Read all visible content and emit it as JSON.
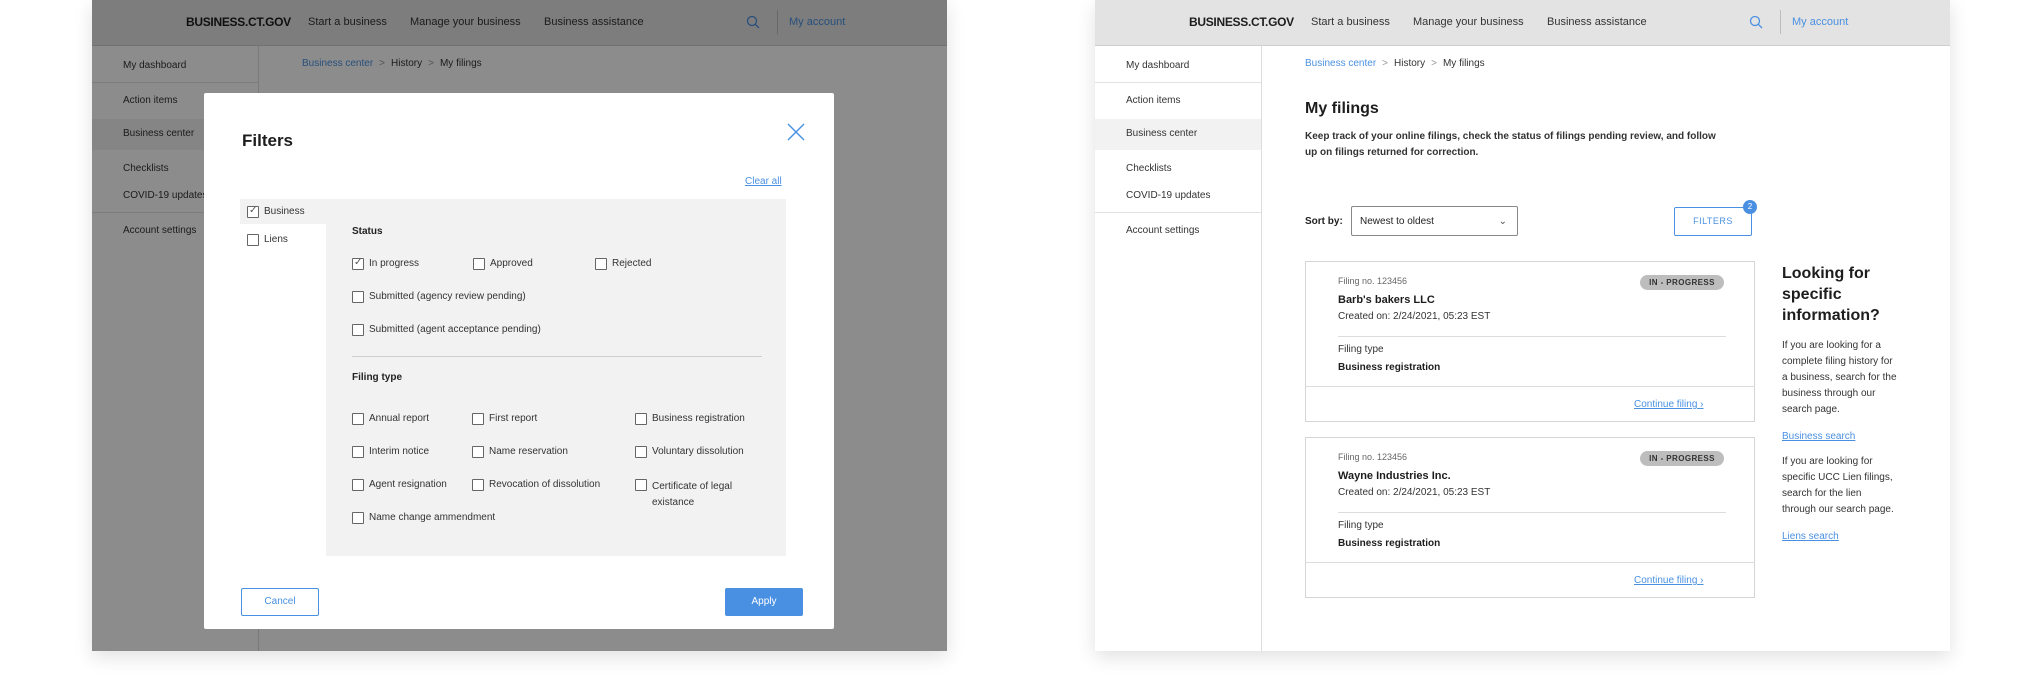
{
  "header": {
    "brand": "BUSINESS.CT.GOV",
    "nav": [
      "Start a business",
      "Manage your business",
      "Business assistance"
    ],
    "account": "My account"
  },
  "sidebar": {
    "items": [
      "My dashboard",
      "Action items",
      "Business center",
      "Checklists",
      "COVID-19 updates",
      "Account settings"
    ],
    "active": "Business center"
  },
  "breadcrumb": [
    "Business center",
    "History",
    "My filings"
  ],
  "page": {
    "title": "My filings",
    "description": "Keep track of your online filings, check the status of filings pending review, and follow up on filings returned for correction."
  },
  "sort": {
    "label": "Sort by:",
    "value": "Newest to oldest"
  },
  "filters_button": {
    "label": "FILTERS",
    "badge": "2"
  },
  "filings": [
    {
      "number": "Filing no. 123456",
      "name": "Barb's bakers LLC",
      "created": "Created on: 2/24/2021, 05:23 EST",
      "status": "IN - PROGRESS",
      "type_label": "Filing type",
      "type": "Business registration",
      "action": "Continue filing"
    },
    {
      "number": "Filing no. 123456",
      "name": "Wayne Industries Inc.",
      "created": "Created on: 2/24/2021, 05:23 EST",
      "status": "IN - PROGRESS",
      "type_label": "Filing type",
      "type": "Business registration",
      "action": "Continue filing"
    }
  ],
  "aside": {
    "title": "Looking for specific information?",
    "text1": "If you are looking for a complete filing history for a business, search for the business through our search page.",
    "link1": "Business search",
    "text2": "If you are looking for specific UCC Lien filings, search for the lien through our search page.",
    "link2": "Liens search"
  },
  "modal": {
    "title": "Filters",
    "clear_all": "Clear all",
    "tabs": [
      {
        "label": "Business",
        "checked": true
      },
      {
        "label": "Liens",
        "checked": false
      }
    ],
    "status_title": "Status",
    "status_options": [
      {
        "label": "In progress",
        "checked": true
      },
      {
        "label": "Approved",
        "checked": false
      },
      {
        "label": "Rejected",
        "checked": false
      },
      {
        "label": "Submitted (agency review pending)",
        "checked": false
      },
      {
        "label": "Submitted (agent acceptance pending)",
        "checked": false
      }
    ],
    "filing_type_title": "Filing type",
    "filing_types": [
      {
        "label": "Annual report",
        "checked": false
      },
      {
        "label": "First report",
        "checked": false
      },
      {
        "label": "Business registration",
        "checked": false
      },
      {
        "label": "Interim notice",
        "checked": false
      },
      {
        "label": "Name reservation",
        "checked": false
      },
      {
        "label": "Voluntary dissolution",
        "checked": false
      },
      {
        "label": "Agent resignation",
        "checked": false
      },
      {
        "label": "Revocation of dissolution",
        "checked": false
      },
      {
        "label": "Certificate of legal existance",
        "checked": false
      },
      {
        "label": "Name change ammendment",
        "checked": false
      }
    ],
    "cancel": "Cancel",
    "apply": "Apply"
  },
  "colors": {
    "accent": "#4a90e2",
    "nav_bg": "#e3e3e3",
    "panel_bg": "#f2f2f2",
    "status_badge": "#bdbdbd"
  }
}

____

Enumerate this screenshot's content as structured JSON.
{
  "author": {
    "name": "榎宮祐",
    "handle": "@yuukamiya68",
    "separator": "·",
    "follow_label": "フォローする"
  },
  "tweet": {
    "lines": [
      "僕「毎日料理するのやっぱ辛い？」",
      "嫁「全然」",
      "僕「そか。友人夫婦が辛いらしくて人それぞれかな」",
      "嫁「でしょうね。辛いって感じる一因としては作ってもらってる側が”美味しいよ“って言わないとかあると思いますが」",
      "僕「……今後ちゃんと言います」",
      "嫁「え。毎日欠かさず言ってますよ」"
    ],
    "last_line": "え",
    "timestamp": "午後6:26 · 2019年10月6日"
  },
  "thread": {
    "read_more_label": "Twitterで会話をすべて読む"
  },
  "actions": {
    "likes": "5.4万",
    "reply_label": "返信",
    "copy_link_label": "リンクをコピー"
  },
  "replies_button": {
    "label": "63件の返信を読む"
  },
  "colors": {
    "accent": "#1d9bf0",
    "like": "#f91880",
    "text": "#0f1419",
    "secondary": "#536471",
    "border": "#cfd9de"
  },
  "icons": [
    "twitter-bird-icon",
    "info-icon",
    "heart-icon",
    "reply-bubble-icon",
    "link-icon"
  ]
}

____

Objective » Review the preceding data and report every line that includes the string "pending".

Result for this task »
    "description": "Keep track of your online filings, check the status of filings pending review, and follow up on filings returned for correction."
        "label": "Submitted (agency review pending)",
        "label": "Submitted (agent acceptance pending)",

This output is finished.